**What you will do:** Images excluded, repeat each entry below exactly.

— Start Records provided —

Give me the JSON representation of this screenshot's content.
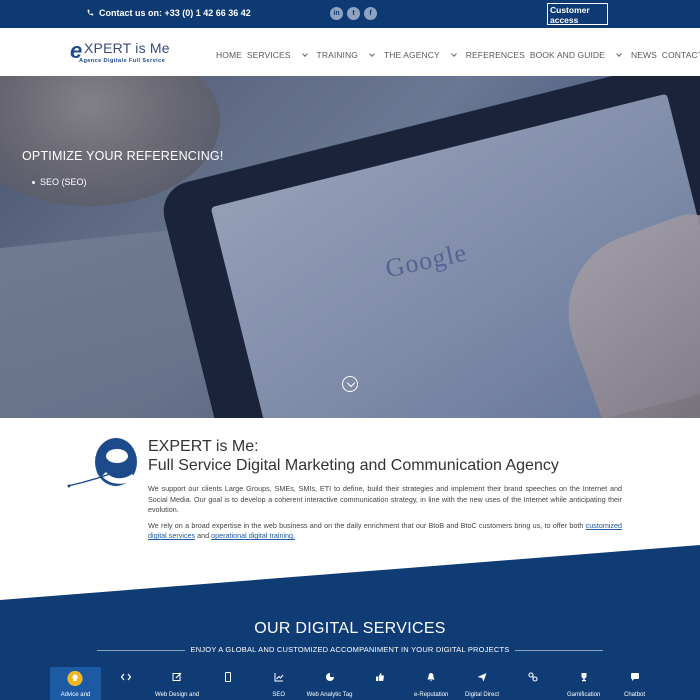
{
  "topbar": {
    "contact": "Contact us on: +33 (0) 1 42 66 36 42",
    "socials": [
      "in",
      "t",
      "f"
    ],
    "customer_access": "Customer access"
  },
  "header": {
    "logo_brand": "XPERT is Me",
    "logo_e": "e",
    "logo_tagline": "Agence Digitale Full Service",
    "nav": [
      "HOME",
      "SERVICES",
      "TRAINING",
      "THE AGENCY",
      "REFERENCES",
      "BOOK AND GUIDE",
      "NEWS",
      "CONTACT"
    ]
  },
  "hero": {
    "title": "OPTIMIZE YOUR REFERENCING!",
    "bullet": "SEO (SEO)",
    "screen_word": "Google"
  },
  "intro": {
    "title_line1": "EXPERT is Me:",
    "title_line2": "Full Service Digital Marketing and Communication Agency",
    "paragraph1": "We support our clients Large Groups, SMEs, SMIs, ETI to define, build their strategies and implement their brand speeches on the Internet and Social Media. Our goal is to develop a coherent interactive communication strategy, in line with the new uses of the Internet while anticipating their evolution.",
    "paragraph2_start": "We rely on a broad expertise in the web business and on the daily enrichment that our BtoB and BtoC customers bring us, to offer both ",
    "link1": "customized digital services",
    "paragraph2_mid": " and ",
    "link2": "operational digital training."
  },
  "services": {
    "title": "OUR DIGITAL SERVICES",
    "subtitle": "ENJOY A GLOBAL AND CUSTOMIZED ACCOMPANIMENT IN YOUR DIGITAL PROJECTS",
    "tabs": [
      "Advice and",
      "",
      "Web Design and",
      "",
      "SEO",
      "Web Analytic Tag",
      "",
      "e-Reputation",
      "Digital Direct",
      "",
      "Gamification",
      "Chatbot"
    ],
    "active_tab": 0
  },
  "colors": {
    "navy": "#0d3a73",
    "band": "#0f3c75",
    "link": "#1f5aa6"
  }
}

— End Records provided —

**Written reply:**
Give me the JSON representation of this screenshot's content.
{
  "topbar": {
    "contact": "Contact us on: +33 (0) 1 42 66 36 42",
    "socials": [
      "in",
      "t",
      "f"
    ],
    "customer_access": "Customer access"
  },
  "header": {
    "logo_brand": "XPERT is Me",
    "logo_e": "e",
    "logo_tagline": "Agence Digitale Full Service",
    "nav": [
      "HOME",
      "SERVICES",
      "TRAINING",
      "THE AGENCY",
      "REFERENCES",
      "BOOK AND GUIDE",
      "NEWS",
      "CONTACT"
    ]
  },
  "hero": {
    "title": "OPTIMIZE YOUR REFERENCING!",
    "bullet": "SEO (SEO)",
    "screen_word": "Google"
  },
  "intro": {
    "title_line1": "EXPERT is Me:",
    "title_line2": "Full Service Digital Marketing and Communication Agency",
    "paragraph1": "We support our clients Large Groups, SMEs, SMIs, ETI to define, build their strategies and implement their brand speeches on the Internet and Social Media. Our goal is to develop a coherent interactive communication strategy, in line with the new uses of the Internet while anticipating their evolution.",
    "paragraph2_start": "We rely on a broad expertise in the web business and on the daily enrichment that our BtoB and BtoC customers bring us, to offer both ",
    "link1": "customized digital services",
    "paragraph2_mid": " and ",
    "link2": "operational digital training."
  },
  "services": {
    "title": "OUR DIGITAL SERVICES",
    "subtitle": "ENJOY A GLOBAL AND CUSTOMIZED ACCOMPANIMENT IN YOUR DIGITAL PROJECTS",
    "tabs": [
      "Advice and",
      "",
      "Web Design and",
      "",
      "SEO",
      "Web Analytic Tag",
      "",
      "e-Reputation",
      "Digital Direct",
      "",
      "Gamification",
      "Chatbot"
    ],
    "active_tab": 0
  },
  "colors": {
    "navy": "#0d3a73",
    "band": "#0f3c75",
    "link": "#1f5aa6"
  }
}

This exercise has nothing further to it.